**** Material shown ****

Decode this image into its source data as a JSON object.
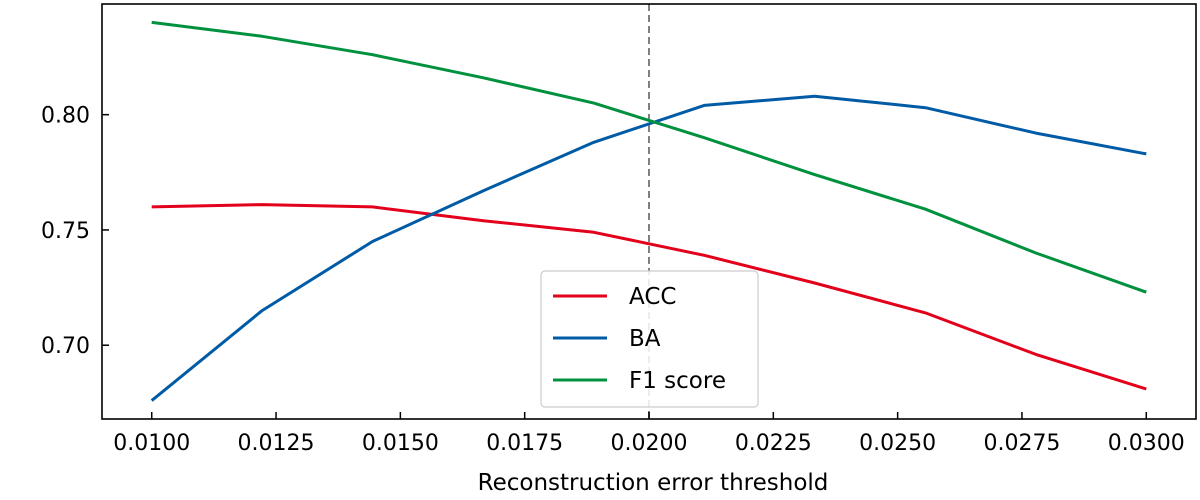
{
  "chart_data": {
    "type": "line",
    "title": "",
    "xlabel": "Reconstruction error threshold",
    "ylabel": "",
    "xlim": [
      0.009,
      0.031
    ],
    "ylim": [
      0.668,
      0.848
    ],
    "x_ticks": [
      "0.0100",
      "0.0125",
      "0.0150",
      "0.0175",
      "0.0200",
      "0.0225",
      "0.0250",
      "0.0275",
      "0.0300"
    ],
    "x_tick_values": [
      0.01,
      0.0125,
      0.015,
      0.0175,
      0.02,
      0.0225,
      0.025,
      0.0275,
      0.03
    ],
    "y_ticks": [
      "0.70",
      "0.75",
      "0.80"
    ],
    "y_tick_values": [
      0.7,
      0.75,
      0.8
    ],
    "x": [
      0.01,
      0.01222,
      0.01444,
      0.01667,
      0.01889,
      0.02111,
      0.02333,
      0.02556,
      0.02778,
      0.03
    ],
    "series": [
      {
        "name": "ACC",
        "color": "#e3001b",
        "values": [
          0.76,
          0.761,
          0.76,
          0.754,
          0.749,
          0.739,
          0.727,
          0.714,
          0.696,
          0.681
        ]
      },
      {
        "name": "BA",
        "color": "#005ba6",
        "values": [
          0.676,
          0.715,
          0.745,
          0.767,
          0.788,
          0.804,
          0.808,
          0.803,
          0.792,
          0.783
        ]
      },
      {
        "name": "F1 score",
        "color": "#00913f",
        "values": [
          0.84,
          0.834,
          0.826,
          0.816,
          0.805,
          0.79,
          0.774,
          0.759,
          0.74,
          0.723
        ]
      }
    ],
    "vline": {
      "x": 0.02,
      "color": "#808080",
      "style": "dashed"
    },
    "grid": false,
    "legend_position": "lower-center"
  }
}
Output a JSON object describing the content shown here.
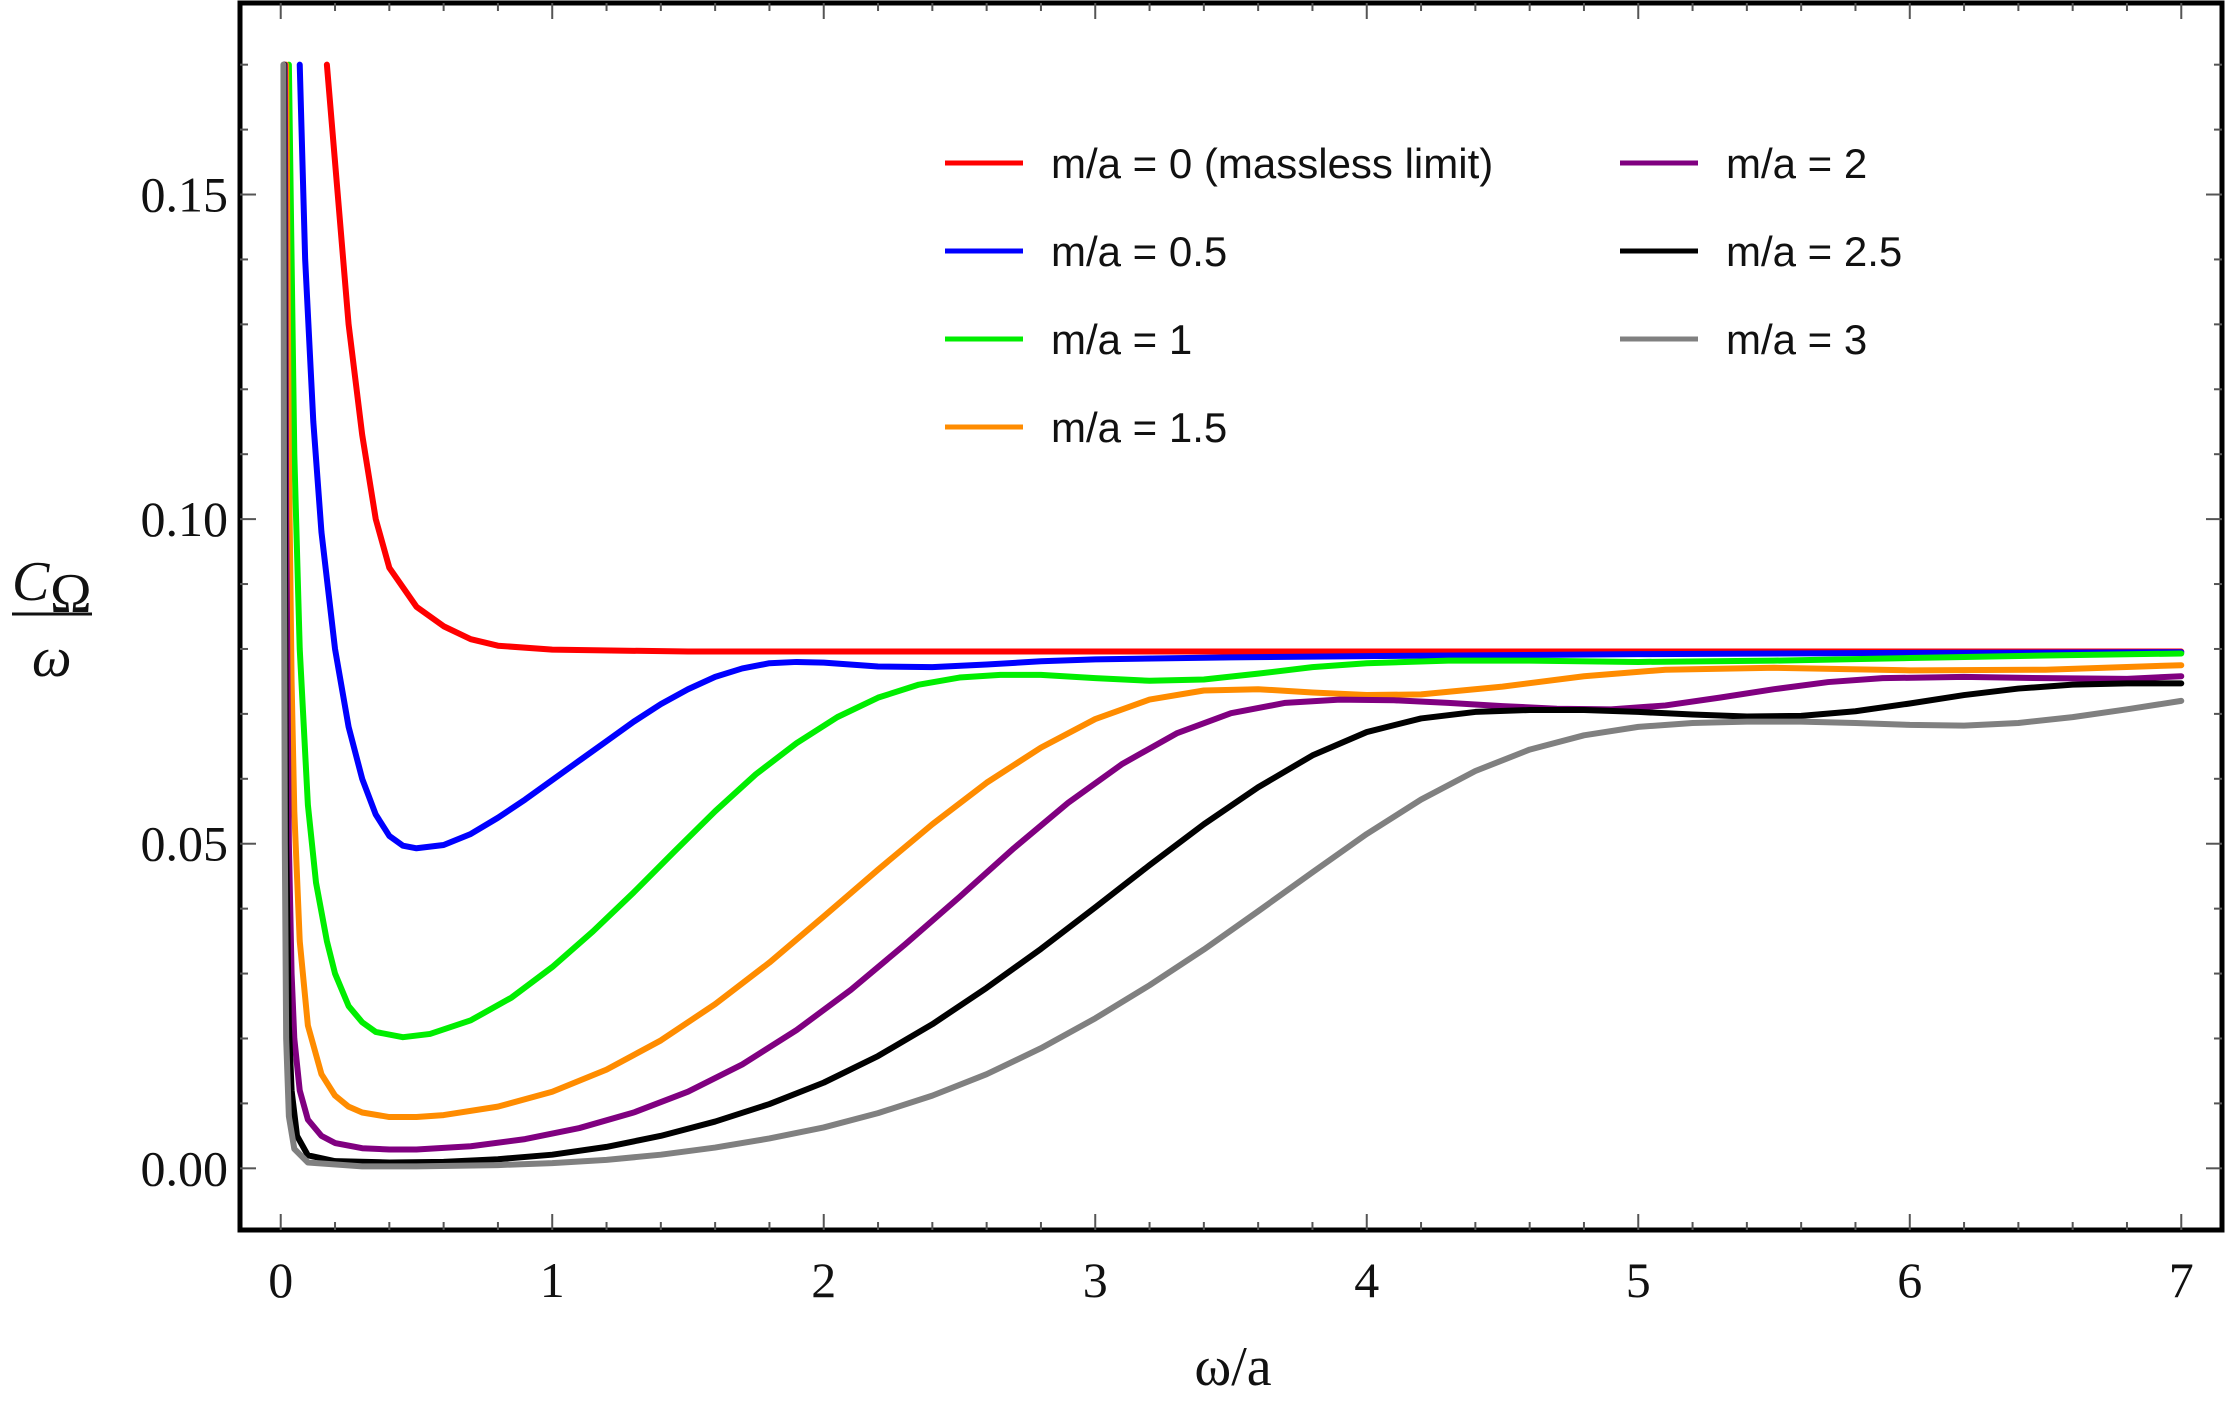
{
  "chart_data": {
    "type": "line",
    "title": "",
    "xlabel": "ω/a",
    "ylabel_numerator": "C",
    "ylabel_subscript": "Ω",
    "ylabel_denominator": "ω",
    "xlim": [
      -0.15,
      7.15
    ],
    "ylim": [
      -0.0095,
      0.1795
    ],
    "x_ticks": [
      {
        "value": 0,
        "label": "0"
      },
      {
        "value": 1,
        "label": "1"
      },
      {
        "value": 2,
        "label": "2"
      },
      {
        "value": 3,
        "label": "3"
      },
      {
        "value": 4,
        "label": "4"
      },
      {
        "value": 5,
        "label": "5"
      },
      {
        "value": 6,
        "label": "6"
      },
      {
        "value": 7,
        "label": "7"
      }
    ],
    "y_ticks": [
      {
        "value": 0.0,
        "label": "0.00"
      },
      {
        "value": 0.05,
        "label": "0.05"
      },
      {
        "value": 0.1,
        "label": "0.10"
      },
      {
        "value": 0.15,
        "label": "0.15"
      }
    ],
    "legend_position": "top-right",
    "series": [
      {
        "name": "m/a = 0 (massless limit)",
        "color": "#ff0000",
        "points": [
          [
            0.17,
            0.17
          ],
          [
            0.2,
            0.155
          ],
          [
            0.25,
            0.13
          ],
          [
            0.3,
            0.113
          ],
          [
            0.35,
            0.1
          ],
          [
            0.4,
            0.0925
          ],
          [
            0.5,
            0.0865
          ],
          [
            0.6,
            0.0835
          ],
          [
            0.7,
            0.0815
          ],
          [
            0.8,
            0.0805
          ],
          [
            1.0,
            0.0799
          ],
          [
            1.5,
            0.0796
          ],
          [
            2.0,
            0.0796
          ],
          [
            3.0,
            0.0796
          ],
          [
            4.0,
            0.0796
          ],
          [
            5.0,
            0.0796
          ],
          [
            6.0,
            0.0796
          ],
          [
            7.0,
            0.0796
          ]
        ]
      },
      {
        "name": "m/a = 0.5",
        "color": "#0000ff",
        "points": [
          [
            0.07,
            0.17
          ],
          [
            0.09,
            0.14
          ],
          [
            0.12,
            0.115
          ],
          [
            0.15,
            0.098
          ],
          [
            0.2,
            0.08
          ],
          [
            0.25,
            0.068
          ],
          [
            0.3,
            0.06
          ],
          [
            0.35,
            0.0545
          ],
          [
            0.4,
            0.0512
          ],
          [
            0.45,
            0.0497
          ],
          [
            0.5,
            0.0493
          ],
          [
            0.6,
            0.0498
          ],
          [
            0.7,
            0.0515
          ],
          [
            0.8,
            0.054
          ],
          [
            0.9,
            0.0568
          ],
          [
            1.0,
            0.0598
          ],
          [
            1.1,
            0.0628
          ],
          [
            1.2,
            0.0658
          ],
          [
            1.3,
            0.0688
          ],
          [
            1.4,
            0.0715
          ],
          [
            1.5,
            0.0738
          ],
          [
            1.6,
            0.0757
          ],
          [
            1.7,
            0.077
          ],
          [
            1.8,
            0.0778
          ],
          [
            1.9,
            0.078
          ],
          [
            2.0,
            0.0779
          ],
          [
            2.2,
            0.0773
          ],
          [
            2.4,
            0.0772
          ],
          [
            2.6,
            0.0776
          ],
          [
            2.8,
            0.0781
          ],
          [
            3.0,
            0.0784
          ],
          [
            3.5,
            0.0787
          ],
          [
            4.0,
            0.0789
          ],
          [
            5.0,
            0.0792
          ],
          [
            6.0,
            0.0794
          ],
          [
            7.0,
            0.0795
          ]
        ]
      },
      {
        "name": "m/a = 1",
        "color": "#00ee00",
        "points": [
          [
            0.03,
            0.17
          ],
          [
            0.04,
            0.14
          ],
          [
            0.05,
            0.11
          ],
          [
            0.07,
            0.08
          ],
          [
            0.1,
            0.056
          ],
          [
            0.13,
            0.044
          ],
          [
            0.17,
            0.035
          ],
          [
            0.2,
            0.03
          ],
          [
            0.25,
            0.025
          ],
          [
            0.3,
            0.0225
          ],
          [
            0.35,
            0.021
          ],
          [
            0.45,
            0.0202
          ],
          [
            0.55,
            0.0207
          ],
          [
            0.7,
            0.0228
          ],
          [
            0.85,
            0.0263
          ],
          [
            1.0,
            0.031
          ],
          [
            1.15,
            0.0365
          ],
          [
            1.3,
            0.0425
          ],
          [
            1.45,
            0.0488
          ],
          [
            1.6,
            0.055
          ],
          [
            1.75,
            0.0607
          ],
          [
            1.9,
            0.0655
          ],
          [
            2.05,
            0.0695
          ],
          [
            2.2,
            0.0725
          ],
          [
            2.35,
            0.0745
          ],
          [
            2.5,
            0.0756
          ],
          [
            2.65,
            0.076
          ],
          [
            2.8,
            0.076
          ],
          [
            3.0,
            0.0755
          ],
          [
            3.2,
            0.0751
          ],
          [
            3.4,
            0.0753
          ],
          [
            3.6,
            0.0762
          ],
          [
            3.8,
            0.0772
          ],
          [
            4.0,
            0.0778
          ],
          [
            4.3,
            0.0782
          ],
          [
            4.6,
            0.0782
          ],
          [
            5.0,
            0.078
          ],
          [
            5.5,
            0.0782
          ],
          [
            6.0,
            0.0786
          ],
          [
            6.5,
            0.079
          ],
          [
            7.0,
            0.0793
          ]
        ]
      },
      {
        "name": "m/a = 1.5",
        "color": "#ff8c00",
        "points": [
          [
            0.02,
            0.17
          ],
          [
            0.03,
            0.11
          ],
          [
            0.04,
            0.075
          ],
          [
            0.05,
            0.055
          ],
          [
            0.07,
            0.035
          ],
          [
            0.1,
            0.022
          ],
          [
            0.15,
            0.0145
          ],
          [
            0.2,
            0.0112
          ],
          [
            0.25,
            0.0095
          ],
          [
            0.3,
            0.0086
          ],
          [
            0.4,
            0.0079
          ],
          [
            0.5,
            0.0079
          ],
          [
            0.6,
            0.0082
          ],
          [
            0.8,
            0.0095
          ],
          [
            1.0,
            0.0118
          ],
          [
            1.2,
            0.0152
          ],
          [
            1.4,
            0.0197
          ],
          [
            1.6,
            0.0253
          ],
          [
            1.8,
            0.0317
          ],
          [
            2.0,
            0.0388
          ],
          [
            2.2,
            0.046
          ],
          [
            2.4,
            0.053
          ],
          [
            2.6,
            0.0594
          ],
          [
            2.8,
            0.0648
          ],
          [
            3.0,
            0.0692
          ],
          [
            3.2,
            0.0722
          ],
          [
            3.4,
            0.0736
          ],
          [
            3.6,
            0.0738
          ],
          [
            3.8,
            0.0733
          ],
          [
            4.0,
            0.0729
          ],
          [
            4.2,
            0.073
          ],
          [
            4.5,
            0.0742
          ],
          [
            4.8,
            0.0758
          ],
          [
            5.1,
            0.0768
          ],
          [
            5.5,
            0.0771
          ],
          [
            6.0,
            0.0767
          ],
          [
            6.5,
            0.0768
          ],
          [
            7.0,
            0.0775
          ]
        ]
      },
      {
        "name": "m/a = 2",
        "color": "#800080",
        "points": [
          [
            0.015,
            0.17
          ],
          [
            0.02,
            0.1
          ],
          [
            0.03,
            0.05
          ],
          [
            0.04,
            0.03
          ],
          [
            0.05,
            0.02
          ],
          [
            0.07,
            0.012
          ],
          [
            0.1,
            0.0075
          ],
          [
            0.15,
            0.005
          ],
          [
            0.2,
            0.0039
          ],
          [
            0.3,
            0.0031
          ],
          [
            0.4,
            0.0029
          ],
          [
            0.5,
            0.0029
          ],
          [
            0.7,
            0.0034
          ],
          [
            0.9,
            0.0045
          ],
          [
            1.1,
            0.0062
          ],
          [
            1.3,
            0.0086
          ],
          [
            1.5,
            0.0118
          ],
          [
            1.7,
            0.016
          ],
          [
            1.9,
            0.0213
          ],
          [
            2.1,
            0.0275
          ],
          [
            2.3,
            0.0345
          ],
          [
            2.5,
            0.0418
          ],
          [
            2.7,
            0.0493
          ],
          [
            2.9,
            0.0563
          ],
          [
            3.1,
            0.0623
          ],
          [
            3.3,
            0.067
          ],
          [
            3.5,
            0.0701
          ],
          [
            3.7,
            0.0717
          ],
          [
            3.9,
            0.0722
          ],
          [
            4.1,
            0.0721
          ],
          [
            4.3,
            0.0717
          ],
          [
            4.5,
            0.0712
          ],
          [
            4.7,
            0.0708
          ],
          [
            4.9,
            0.0707
          ],
          [
            5.1,
            0.0713
          ],
          [
            5.3,
            0.0725
          ],
          [
            5.5,
            0.0738
          ],
          [
            5.7,
            0.0749
          ],
          [
            5.9,
            0.0755
          ],
          [
            6.2,
            0.0757
          ],
          [
            6.5,
            0.0755
          ],
          [
            6.8,
            0.0754
          ],
          [
            7.0,
            0.0758
          ]
        ]
      },
      {
        "name": "m/a = 2.5",
        "color": "#000000",
        "points": [
          [
            0.012,
            0.17
          ],
          [
            0.015,
            0.1
          ],
          [
            0.02,
            0.05
          ],
          [
            0.03,
            0.022
          ],
          [
            0.04,
            0.012
          ],
          [
            0.06,
            0.005
          ],
          [
            0.1,
            0.002
          ],
          [
            0.2,
            0.0011
          ],
          [
            0.4,
            0.0009
          ],
          [
            0.6,
            0.001
          ],
          [
            0.8,
            0.0014
          ],
          [
            1.0,
            0.0021
          ],
          [
            1.2,
            0.0033
          ],
          [
            1.4,
            0.005
          ],
          [
            1.6,
            0.0072
          ],
          [
            1.8,
            0.0099
          ],
          [
            2.0,
            0.0132
          ],
          [
            2.2,
            0.0173
          ],
          [
            2.4,
            0.0222
          ],
          [
            2.6,
            0.0278
          ],
          [
            2.8,
            0.0338
          ],
          [
            3.0,
            0.0402
          ],
          [
            3.2,
            0.0467
          ],
          [
            3.4,
            0.053
          ],
          [
            3.6,
            0.0587
          ],
          [
            3.8,
            0.0636
          ],
          [
            4.0,
            0.0672
          ],
          [
            4.2,
            0.0693
          ],
          [
            4.4,
            0.0703
          ],
          [
            4.6,
            0.0706
          ],
          [
            4.8,
            0.0706
          ],
          [
            5.0,
            0.0703
          ],
          [
            5.2,
            0.0699
          ],
          [
            5.4,
            0.0696
          ],
          [
            5.6,
            0.0697
          ],
          [
            5.8,
            0.0704
          ],
          [
            6.0,
            0.0716
          ],
          [
            6.2,
            0.0729
          ],
          [
            6.4,
            0.0739
          ],
          [
            6.6,
            0.0745
          ],
          [
            6.8,
            0.0747
          ],
          [
            7.0,
            0.0747
          ]
        ]
      },
      {
        "name": "m/a = 3",
        "color": "#808080",
        "points": [
          [
            0.01,
            0.17
          ],
          [
            0.012,
            0.1
          ],
          [
            0.015,
            0.05
          ],
          [
            0.02,
            0.02
          ],
          [
            0.03,
            0.008
          ],
          [
            0.05,
            0.003
          ],
          [
            0.1,
            0.0009
          ],
          [
            0.3,
            0.0003
          ],
          [
            0.5,
            0.0003
          ],
          [
            0.8,
            0.0005
          ],
          [
            1.0,
            0.0008
          ],
          [
            1.2,
            0.0013
          ],
          [
            1.4,
            0.0021
          ],
          [
            1.6,
            0.0032
          ],
          [
            1.8,
            0.0046
          ],
          [
            2.0,
            0.0063
          ],
          [
            2.2,
            0.0085
          ],
          [
            2.4,
            0.0112
          ],
          [
            2.6,
            0.0145
          ],
          [
            2.8,
            0.0185
          ],
          [
            3.0,
            0.0231
          ],
          [
            3.2,
            0.0282
          ],
          [
            3.4,
            0.0337
          ],
          [
            3.6,
            0.0396
          ],
          [
            3.8,
            0.0456
          ],
          [
            4.0,
            0.0515
          ],
          [
            4.2,
            0.0568
          ],
          [
            4.4,
            0.0612
          ],
          [
            4.6,
            0.0645
          ],
          [
            4.8,
            0.0667
          ],
          [
            5.0,
            0.068
          ],
          [
            5.2,
            0.0686
          ],
          [
            5.4,
            0.0688
          ],
          [
            5.6,
            0.0688
          ],
          [
            5.8,
            0.0686
          ],
          [
            6.0,
            0.0683
          ],
          [
            6.2,
            0.0682
          ],
          [
            6.4,
            0.0686
          ],
          [
            6.6,
            0.0695
          ],
          [
            6.8,
            0.0707
          ],
          [
            7.0,
            0.072
          ]
        ]
      }
    ]
  }
}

****

**Stated goal**.
Scan the listing above for the word "JSON" and copy every line that holds it.

**Reply to the exercise**.
Decode this image into its source data as a JSON object.
Output a JSON object describing the content shown here.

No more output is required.